> Exercise task
Comb through the entries for "text" and pull out each line that holds it.

> Recorded information

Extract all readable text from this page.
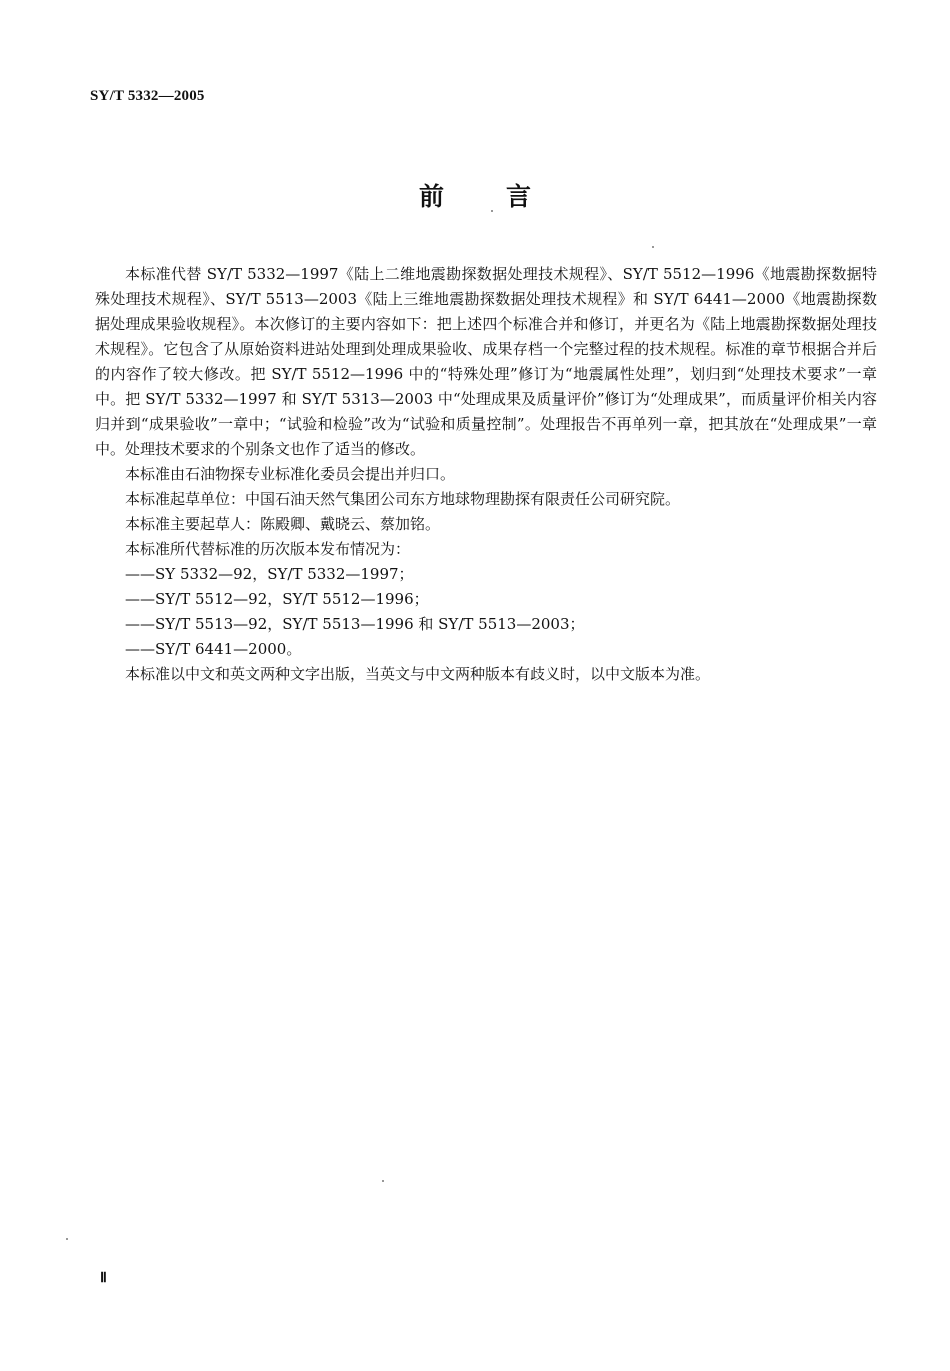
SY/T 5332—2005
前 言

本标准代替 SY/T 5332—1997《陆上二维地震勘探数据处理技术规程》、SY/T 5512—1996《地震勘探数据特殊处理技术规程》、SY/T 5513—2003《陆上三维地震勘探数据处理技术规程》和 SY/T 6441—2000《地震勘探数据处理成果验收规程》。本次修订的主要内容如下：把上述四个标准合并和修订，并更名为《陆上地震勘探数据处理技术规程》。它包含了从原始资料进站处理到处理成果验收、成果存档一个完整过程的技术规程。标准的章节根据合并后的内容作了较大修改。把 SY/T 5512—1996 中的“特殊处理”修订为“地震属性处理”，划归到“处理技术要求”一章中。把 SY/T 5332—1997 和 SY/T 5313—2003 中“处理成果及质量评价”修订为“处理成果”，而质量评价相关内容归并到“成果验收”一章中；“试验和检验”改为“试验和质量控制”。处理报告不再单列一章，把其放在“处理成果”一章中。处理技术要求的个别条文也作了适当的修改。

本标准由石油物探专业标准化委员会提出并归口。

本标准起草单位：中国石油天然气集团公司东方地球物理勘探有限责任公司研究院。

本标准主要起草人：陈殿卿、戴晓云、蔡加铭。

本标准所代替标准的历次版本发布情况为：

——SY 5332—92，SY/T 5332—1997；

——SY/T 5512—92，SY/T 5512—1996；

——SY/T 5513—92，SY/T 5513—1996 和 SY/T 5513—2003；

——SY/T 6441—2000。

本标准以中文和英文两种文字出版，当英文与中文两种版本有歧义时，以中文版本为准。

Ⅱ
--
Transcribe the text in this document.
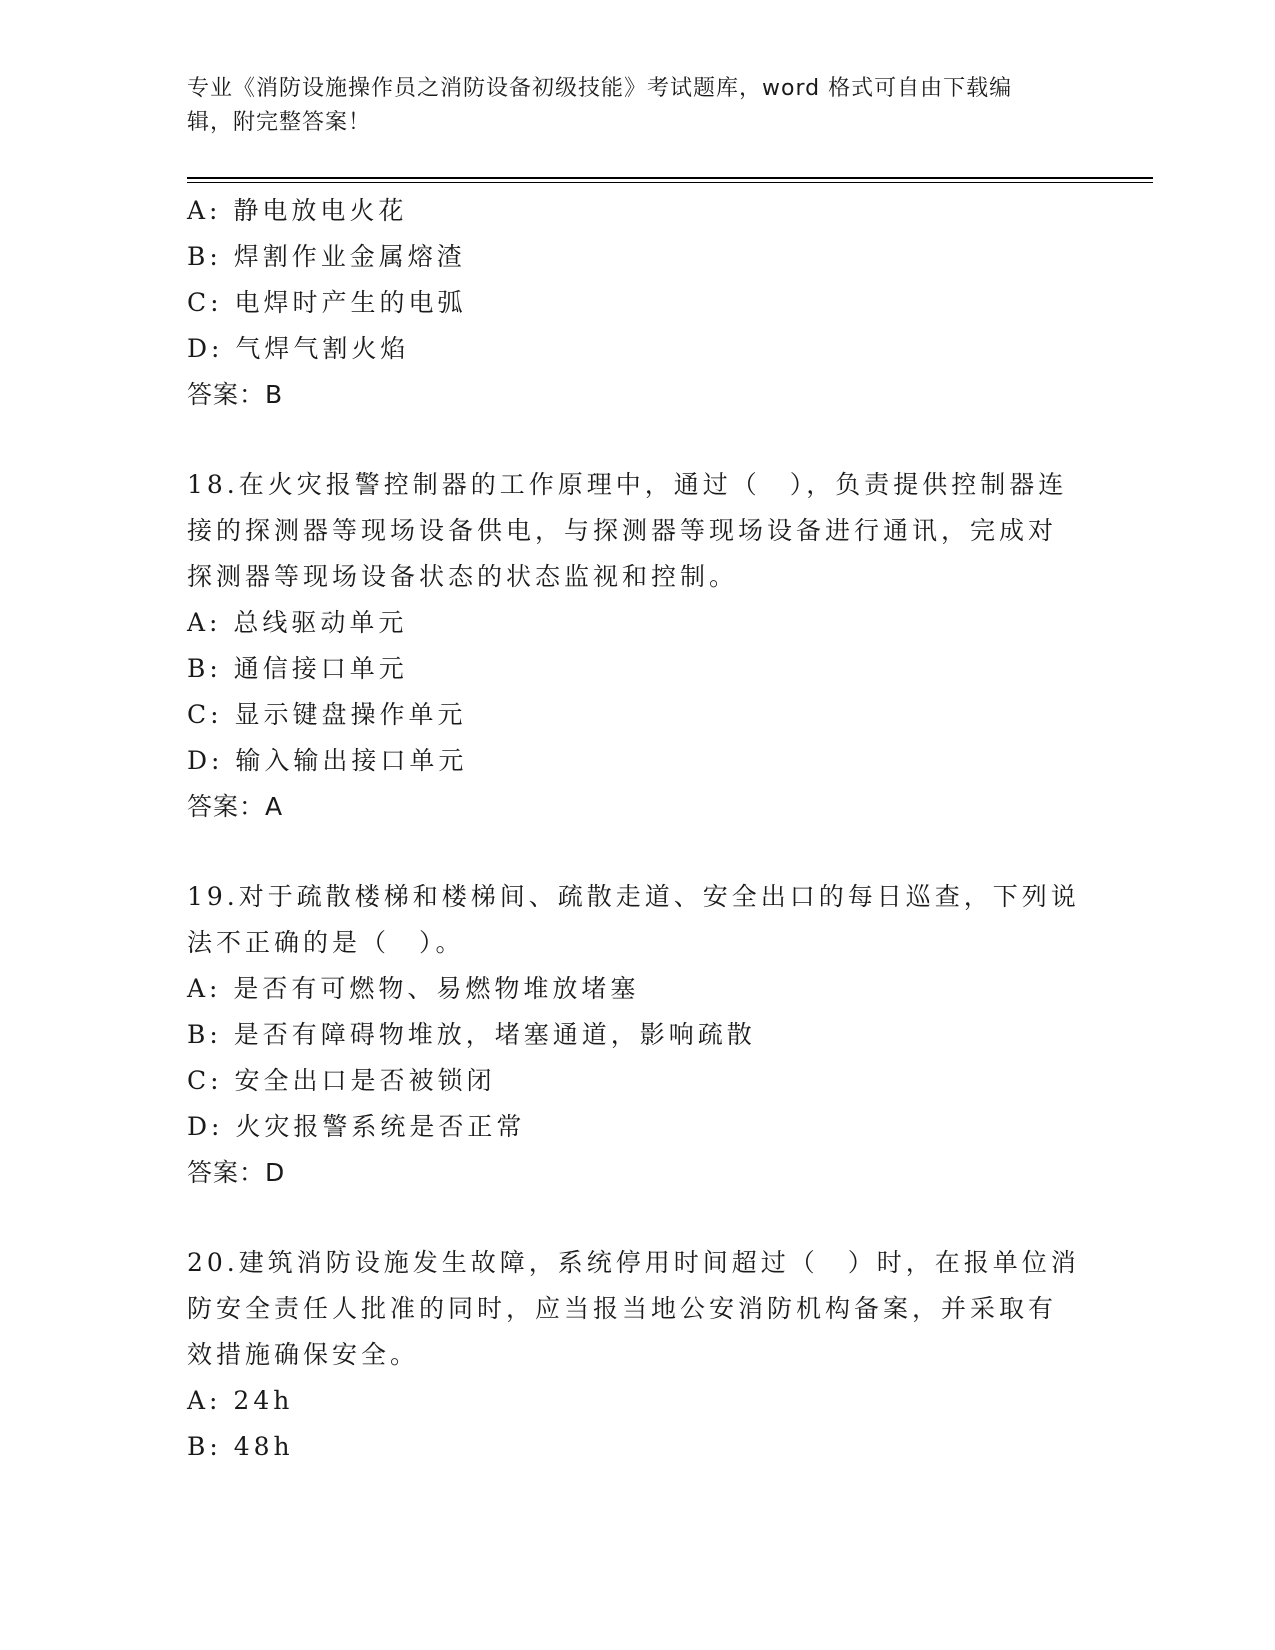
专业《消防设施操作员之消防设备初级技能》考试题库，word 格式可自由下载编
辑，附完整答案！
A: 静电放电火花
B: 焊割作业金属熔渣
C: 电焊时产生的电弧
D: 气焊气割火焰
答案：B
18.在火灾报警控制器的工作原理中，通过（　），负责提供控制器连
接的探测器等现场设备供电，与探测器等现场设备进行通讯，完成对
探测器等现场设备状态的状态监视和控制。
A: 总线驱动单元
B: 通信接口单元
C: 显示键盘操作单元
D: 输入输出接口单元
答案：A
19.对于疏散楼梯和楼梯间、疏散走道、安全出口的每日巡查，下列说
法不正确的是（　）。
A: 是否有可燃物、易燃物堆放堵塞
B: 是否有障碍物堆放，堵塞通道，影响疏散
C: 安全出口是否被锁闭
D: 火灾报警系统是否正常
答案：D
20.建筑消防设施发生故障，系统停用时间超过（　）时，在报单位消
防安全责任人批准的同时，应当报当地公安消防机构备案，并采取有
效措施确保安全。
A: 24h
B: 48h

> Answer to this exercise
Extract all readable text from this page.
Transcribe the text in this document.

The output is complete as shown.